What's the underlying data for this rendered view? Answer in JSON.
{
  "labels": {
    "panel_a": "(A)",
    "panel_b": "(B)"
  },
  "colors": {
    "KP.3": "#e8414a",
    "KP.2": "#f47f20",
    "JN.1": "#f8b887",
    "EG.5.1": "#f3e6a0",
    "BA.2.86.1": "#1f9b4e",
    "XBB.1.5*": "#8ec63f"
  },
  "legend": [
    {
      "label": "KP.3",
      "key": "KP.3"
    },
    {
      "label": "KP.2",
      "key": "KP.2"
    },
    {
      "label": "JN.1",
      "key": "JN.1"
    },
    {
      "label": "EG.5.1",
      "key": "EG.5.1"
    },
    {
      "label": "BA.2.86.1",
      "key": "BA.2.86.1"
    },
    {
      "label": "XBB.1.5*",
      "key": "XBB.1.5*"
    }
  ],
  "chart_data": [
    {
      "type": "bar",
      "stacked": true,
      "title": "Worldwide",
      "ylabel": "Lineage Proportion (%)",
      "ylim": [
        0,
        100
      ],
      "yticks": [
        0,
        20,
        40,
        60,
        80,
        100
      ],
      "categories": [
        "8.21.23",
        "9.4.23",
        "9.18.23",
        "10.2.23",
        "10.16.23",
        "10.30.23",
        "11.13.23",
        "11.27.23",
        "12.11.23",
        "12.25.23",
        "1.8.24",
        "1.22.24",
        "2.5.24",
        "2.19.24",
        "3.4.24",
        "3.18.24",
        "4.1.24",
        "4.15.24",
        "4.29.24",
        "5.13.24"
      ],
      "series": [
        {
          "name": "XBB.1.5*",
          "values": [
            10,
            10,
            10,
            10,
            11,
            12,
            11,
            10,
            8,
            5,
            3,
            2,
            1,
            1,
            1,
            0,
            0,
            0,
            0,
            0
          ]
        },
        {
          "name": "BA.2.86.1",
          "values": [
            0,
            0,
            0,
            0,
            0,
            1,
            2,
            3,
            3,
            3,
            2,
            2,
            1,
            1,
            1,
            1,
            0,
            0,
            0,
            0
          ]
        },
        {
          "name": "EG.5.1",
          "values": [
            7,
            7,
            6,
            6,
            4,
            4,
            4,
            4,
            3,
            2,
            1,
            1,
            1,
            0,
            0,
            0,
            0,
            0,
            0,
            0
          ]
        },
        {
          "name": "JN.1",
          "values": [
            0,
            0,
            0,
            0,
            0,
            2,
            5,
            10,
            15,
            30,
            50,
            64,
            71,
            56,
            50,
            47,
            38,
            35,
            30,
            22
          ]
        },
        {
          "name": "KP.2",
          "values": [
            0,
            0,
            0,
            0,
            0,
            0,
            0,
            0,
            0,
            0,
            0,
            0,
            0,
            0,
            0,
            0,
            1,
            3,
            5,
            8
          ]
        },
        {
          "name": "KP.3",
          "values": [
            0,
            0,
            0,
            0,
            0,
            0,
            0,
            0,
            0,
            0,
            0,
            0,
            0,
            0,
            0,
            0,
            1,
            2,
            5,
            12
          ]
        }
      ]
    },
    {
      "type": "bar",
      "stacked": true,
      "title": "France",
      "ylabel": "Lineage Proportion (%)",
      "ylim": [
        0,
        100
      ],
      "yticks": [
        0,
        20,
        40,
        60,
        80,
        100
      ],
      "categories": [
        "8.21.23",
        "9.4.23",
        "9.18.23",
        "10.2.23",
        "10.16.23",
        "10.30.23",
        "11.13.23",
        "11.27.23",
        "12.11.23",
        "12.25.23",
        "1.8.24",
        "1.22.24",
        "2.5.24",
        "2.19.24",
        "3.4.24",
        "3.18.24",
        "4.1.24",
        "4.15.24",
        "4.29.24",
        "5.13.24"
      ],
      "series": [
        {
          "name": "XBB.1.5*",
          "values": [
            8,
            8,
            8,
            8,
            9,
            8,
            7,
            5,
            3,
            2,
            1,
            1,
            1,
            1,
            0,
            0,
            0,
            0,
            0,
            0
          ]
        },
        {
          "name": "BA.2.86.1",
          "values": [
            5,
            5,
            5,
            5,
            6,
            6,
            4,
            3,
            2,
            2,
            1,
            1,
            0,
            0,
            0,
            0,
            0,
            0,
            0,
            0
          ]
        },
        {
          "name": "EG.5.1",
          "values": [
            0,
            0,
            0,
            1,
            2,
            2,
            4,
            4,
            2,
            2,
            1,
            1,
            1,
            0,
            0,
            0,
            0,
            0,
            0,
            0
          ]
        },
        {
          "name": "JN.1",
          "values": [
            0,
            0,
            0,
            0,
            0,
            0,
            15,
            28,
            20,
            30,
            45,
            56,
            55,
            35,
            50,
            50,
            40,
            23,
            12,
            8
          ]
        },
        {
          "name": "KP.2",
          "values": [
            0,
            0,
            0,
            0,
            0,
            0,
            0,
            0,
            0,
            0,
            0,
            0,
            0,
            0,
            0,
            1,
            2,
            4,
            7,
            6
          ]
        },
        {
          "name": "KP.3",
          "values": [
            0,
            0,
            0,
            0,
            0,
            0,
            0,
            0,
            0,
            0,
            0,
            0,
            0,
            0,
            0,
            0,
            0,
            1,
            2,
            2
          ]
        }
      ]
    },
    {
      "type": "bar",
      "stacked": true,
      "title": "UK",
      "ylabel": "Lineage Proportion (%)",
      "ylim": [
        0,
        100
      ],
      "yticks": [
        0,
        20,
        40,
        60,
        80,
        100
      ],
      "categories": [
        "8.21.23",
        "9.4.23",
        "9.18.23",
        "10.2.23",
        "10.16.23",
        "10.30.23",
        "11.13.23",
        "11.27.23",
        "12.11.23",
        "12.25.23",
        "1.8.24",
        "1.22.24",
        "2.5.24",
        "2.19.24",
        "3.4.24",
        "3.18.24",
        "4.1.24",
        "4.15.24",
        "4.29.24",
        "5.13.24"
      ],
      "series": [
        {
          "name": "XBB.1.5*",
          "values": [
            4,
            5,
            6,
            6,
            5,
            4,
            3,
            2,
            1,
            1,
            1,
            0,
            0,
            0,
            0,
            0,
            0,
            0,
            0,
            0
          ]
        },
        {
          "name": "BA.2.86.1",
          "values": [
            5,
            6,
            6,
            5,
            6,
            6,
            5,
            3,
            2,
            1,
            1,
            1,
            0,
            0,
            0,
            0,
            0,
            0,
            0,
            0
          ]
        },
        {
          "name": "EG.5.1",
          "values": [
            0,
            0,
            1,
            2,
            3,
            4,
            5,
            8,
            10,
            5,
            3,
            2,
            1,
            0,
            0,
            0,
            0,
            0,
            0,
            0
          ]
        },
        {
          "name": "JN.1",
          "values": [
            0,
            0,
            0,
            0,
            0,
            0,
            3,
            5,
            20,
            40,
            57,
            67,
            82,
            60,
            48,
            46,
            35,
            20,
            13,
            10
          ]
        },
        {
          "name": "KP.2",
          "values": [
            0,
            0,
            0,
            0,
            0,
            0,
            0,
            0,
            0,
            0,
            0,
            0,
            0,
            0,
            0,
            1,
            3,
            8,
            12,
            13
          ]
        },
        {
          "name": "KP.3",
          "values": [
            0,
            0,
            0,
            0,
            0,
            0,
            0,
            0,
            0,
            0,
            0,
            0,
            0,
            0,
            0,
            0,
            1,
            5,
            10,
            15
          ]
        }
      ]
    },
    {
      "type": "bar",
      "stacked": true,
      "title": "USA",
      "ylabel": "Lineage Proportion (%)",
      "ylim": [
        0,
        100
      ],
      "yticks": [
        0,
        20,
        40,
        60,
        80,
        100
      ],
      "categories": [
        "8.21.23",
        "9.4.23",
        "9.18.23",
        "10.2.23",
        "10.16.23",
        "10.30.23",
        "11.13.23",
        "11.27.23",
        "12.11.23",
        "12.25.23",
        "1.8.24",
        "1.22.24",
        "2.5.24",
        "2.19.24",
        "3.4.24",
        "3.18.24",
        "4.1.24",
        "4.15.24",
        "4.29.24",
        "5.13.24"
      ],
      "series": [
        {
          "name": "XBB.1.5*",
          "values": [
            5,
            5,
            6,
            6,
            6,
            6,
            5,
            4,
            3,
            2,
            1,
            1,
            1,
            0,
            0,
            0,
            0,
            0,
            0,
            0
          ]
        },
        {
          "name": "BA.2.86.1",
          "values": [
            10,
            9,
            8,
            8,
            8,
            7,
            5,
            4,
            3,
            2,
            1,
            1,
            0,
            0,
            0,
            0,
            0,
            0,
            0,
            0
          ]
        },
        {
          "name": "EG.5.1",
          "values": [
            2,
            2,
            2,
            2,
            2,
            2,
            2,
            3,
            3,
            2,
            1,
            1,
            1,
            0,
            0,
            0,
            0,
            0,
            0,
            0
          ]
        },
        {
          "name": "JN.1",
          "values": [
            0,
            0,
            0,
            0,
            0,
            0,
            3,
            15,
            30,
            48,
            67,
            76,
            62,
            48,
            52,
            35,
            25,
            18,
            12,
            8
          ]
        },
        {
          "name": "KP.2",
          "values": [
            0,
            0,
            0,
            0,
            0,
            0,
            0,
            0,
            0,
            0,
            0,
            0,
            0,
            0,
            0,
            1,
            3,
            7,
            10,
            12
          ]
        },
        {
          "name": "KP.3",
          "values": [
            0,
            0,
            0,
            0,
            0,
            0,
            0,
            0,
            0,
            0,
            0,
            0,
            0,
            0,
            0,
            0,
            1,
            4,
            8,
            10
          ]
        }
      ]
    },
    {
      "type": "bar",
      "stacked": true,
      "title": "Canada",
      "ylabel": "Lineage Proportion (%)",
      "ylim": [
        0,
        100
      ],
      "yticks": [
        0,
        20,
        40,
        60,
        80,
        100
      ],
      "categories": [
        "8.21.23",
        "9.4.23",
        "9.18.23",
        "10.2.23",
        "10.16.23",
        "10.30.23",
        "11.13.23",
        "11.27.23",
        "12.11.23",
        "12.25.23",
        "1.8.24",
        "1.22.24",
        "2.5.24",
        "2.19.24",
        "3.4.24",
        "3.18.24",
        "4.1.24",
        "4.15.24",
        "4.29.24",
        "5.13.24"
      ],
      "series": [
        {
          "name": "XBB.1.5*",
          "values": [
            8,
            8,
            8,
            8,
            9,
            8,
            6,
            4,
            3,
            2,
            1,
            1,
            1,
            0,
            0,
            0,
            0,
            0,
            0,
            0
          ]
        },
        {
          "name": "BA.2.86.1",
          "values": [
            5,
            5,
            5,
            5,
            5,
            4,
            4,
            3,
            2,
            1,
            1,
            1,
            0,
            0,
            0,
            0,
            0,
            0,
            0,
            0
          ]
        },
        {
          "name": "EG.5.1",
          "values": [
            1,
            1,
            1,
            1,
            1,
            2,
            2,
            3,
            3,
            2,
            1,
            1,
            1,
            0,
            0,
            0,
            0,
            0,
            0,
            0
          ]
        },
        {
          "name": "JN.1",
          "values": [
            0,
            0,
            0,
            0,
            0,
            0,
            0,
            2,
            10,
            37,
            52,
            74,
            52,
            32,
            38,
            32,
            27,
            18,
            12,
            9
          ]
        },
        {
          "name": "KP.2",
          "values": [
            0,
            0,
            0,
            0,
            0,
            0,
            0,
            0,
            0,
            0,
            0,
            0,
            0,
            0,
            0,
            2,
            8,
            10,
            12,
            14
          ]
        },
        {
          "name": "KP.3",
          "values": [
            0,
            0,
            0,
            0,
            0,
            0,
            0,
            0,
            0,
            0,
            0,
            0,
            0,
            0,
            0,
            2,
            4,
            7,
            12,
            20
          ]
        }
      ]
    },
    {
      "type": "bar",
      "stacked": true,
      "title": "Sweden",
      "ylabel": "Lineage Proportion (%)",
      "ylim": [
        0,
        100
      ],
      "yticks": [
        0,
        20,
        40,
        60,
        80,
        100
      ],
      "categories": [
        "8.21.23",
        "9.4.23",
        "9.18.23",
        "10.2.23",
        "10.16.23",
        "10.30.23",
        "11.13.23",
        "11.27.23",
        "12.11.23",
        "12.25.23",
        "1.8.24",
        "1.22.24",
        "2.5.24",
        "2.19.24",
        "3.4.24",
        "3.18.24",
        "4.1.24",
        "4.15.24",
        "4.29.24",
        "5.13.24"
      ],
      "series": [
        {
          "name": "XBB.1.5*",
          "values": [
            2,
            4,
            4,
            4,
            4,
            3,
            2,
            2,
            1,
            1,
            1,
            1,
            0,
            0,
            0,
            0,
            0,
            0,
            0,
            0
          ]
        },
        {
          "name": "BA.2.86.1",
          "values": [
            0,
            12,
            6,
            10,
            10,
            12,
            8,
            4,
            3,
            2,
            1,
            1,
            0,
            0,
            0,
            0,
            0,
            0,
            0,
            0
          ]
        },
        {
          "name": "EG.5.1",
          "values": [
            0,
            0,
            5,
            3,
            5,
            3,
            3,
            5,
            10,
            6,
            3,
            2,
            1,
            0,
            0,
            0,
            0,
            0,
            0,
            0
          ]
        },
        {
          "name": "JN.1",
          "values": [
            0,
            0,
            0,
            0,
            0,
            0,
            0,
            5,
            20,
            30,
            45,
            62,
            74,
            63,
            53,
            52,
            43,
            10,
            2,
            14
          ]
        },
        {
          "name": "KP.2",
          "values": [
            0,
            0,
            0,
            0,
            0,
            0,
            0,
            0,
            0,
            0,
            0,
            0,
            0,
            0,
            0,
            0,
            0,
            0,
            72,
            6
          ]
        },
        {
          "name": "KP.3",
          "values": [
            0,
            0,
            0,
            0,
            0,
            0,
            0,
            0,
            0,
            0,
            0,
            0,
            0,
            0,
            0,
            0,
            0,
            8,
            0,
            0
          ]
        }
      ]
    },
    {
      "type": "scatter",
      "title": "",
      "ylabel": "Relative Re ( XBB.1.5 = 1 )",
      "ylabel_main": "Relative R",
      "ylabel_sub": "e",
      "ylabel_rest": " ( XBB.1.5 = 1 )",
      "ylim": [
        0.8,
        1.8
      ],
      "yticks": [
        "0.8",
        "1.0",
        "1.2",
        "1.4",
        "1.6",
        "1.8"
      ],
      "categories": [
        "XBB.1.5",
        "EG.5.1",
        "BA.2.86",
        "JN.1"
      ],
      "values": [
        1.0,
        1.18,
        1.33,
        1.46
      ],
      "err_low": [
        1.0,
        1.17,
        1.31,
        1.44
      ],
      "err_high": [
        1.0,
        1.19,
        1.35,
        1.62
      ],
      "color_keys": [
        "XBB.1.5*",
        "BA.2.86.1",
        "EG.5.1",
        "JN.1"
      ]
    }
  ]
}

[Task goal] Show every line above in which the word "title" occurs.

[The reply]
      "title": "Worldwide",
      "title": "France",
      "title": "UK",
      "title": "USA",
      "title": "Canada",
      "title": "Sweden",
      "title": "",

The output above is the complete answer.